### Given request
The entries below should be output exactly as written.

### Figure content listings
⁂

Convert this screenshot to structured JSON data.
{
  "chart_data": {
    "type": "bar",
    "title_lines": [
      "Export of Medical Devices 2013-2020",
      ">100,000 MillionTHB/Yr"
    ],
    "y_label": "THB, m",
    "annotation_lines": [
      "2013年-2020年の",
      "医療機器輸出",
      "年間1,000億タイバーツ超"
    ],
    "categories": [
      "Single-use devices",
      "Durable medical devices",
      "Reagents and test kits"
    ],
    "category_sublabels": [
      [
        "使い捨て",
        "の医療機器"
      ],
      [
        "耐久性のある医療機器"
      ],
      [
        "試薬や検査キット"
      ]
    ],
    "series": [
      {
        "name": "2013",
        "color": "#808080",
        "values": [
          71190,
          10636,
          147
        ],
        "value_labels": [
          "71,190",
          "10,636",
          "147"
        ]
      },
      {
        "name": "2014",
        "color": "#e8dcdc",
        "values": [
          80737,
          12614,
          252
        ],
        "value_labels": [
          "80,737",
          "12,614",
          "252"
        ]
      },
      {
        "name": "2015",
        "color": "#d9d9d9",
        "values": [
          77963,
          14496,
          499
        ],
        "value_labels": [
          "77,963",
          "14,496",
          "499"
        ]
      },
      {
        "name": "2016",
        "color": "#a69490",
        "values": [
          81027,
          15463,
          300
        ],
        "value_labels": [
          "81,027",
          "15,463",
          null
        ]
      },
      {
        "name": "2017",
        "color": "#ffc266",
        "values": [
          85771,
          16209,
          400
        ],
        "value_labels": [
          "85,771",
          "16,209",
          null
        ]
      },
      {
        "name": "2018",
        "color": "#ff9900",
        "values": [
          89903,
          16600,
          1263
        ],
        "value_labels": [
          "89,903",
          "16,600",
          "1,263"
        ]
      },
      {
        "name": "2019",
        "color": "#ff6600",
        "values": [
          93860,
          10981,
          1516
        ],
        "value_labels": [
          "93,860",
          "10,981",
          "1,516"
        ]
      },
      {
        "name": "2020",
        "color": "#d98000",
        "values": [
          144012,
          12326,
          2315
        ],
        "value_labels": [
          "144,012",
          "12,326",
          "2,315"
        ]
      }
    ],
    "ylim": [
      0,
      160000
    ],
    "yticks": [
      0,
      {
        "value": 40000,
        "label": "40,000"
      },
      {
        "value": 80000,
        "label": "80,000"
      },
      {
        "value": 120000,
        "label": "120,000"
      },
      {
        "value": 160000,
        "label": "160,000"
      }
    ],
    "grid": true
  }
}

⁂

### Output of the task
Convert this screenshot to structured JSON data.
{
  "chart_data": {
    "type": "bar",
    "title_lines": [
      "Export of Medical Devices 2013-2020",
      ">100,000 MillionTHB/Yr"
    ],
    "y_label": "THB, m",
    "annotation_lines": [
      "2013年-2020年の",
      "医療機器輸出",
      "年間1,000億タイバーツ超"
    ],
    "categories": [
      "Single-use devices",
      "Durable medical devices",
      "Reagents and test kits"
    ],
    "category_sublabels": [
      [
        "使い捨て",
        "の医療機器"
      ],
      [
        "耐久性のある医療機器"
      ],
      [
        "試薬や検査キット"
      ]
    ],
    "series": [
      {
        "name": "2013",
        "color": "#808080",
        "values": [
          71190,
          10636,
          147
        ],
        "value_labels": [
          "71,190",
          "10,636",
          "147"
        ]
      },
      {
        "name": "2014",
        "color": "#e8dcdc",
        "values": [
          80737,
          12614,
          252
        ],
        "value_labels": [
          "80,737",
          "12,614",
          "252"
        ]
      },
      {
        "name": "2015",
        "color": "#d9d9d9",
        "values": [
          77963,
          14496,
          499
        ],
        "value_labels": [
          "77,963",
          "14,496",
          "499"
        ]
      },
      {
        "name": "2016",
        "color": "#a69490",
        "values": [
          81027,
          15463,
          300
        ],
        "value_labels": [
          "81,027",
          "15,463",
          null
        ]
      },
      {
        "name": "2017",
        "color": "#ffc266",
        "values": [
          85771,
          16209,
          400
        ],
        "value_labels": [
          "85,771",
          "16,209",
          null
        ]
      },
      {
        "name": "2018",
        "color": "#ff9900",
        "values": [
          89903,
          16600,
          1263
        ],
        "value_labels": [
          "89,903",
          "16,600",
          "1,263"
        ]
      },
      {
        "name": "2019",
        "color": "#ff6600",
        "values": [
          93860,
          10981,
          1516
        ],
        "value_labels": [
          "93,860",
          "10,981",
          "1,516"
        ]
      },
      {
        "name": "2020",
        "color": "#d98000",
        "values": [
          144012,
          12326,
          2315
        ],
        "value_labels": [
          "144,012",
          "12,326",
          "2,315"
        ]
      }
    ],
    "ylim": [
      0,
      160000
    ],
    "yticks": [
      0,
      {
        "value": 40000,
        "label": "40,000"
      },
      {
        "value": 80000,
        "label": "80,000"
      },
      {
        "value": 120000,
        "label": "120,000"
      },
      {
        "value": 160000,
        "label": "160,000"
      }
    ],
    "grid": true
  }
}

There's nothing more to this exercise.